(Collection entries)
==============================
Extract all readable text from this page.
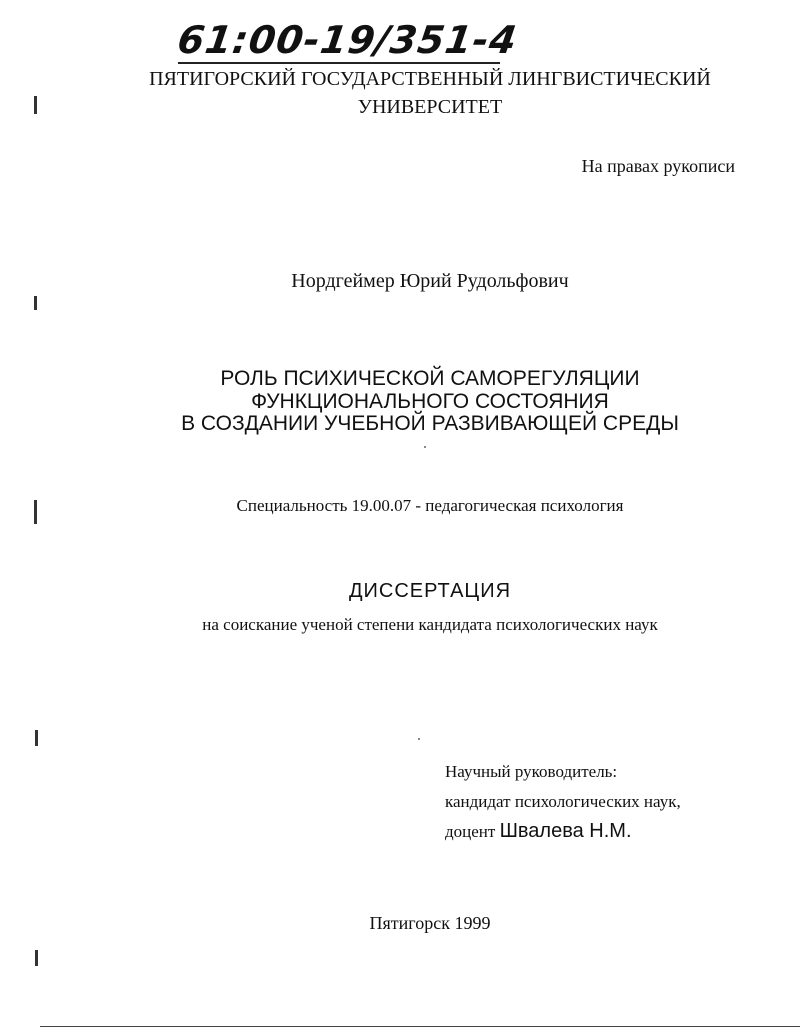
61:00-19/351-4
ПЯТИГОРСКИЙ ГОСУДАРСТВЕННЫЙ ЛИНГВИСТИЧЕСКИЙ
УНИВЕРСИТЕТ
На правах рукописи
Нордгеймер Юрий Рудольфович
РОЛЬ ПСИХИЧЕСКОЙ САМОРЕГУЛЯЦИИ
ФУНКЦИОНАЛЬНОГО СОСТОЯНИЯ
В СОЗДАНИИ УЧЕБНОЙ РАЗВИВАЮЩЕЙ СРЕДЫ
Специальность 19.00.07 - педагогическая психология
ДИССЕРТАЦИЯ
на соискание ученой степени кандидата психологических наук
Научный руководитель:
кандидат психологических наук,
доцент Швалева Н.М.
Пятигорск 1999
==============================
> [Stated exercise]
Read through the data and copy every line where "психологических" shows up.

> [Solved problem]
на соискание ученой степени кандидата психологических наук
кандидат психологических наук,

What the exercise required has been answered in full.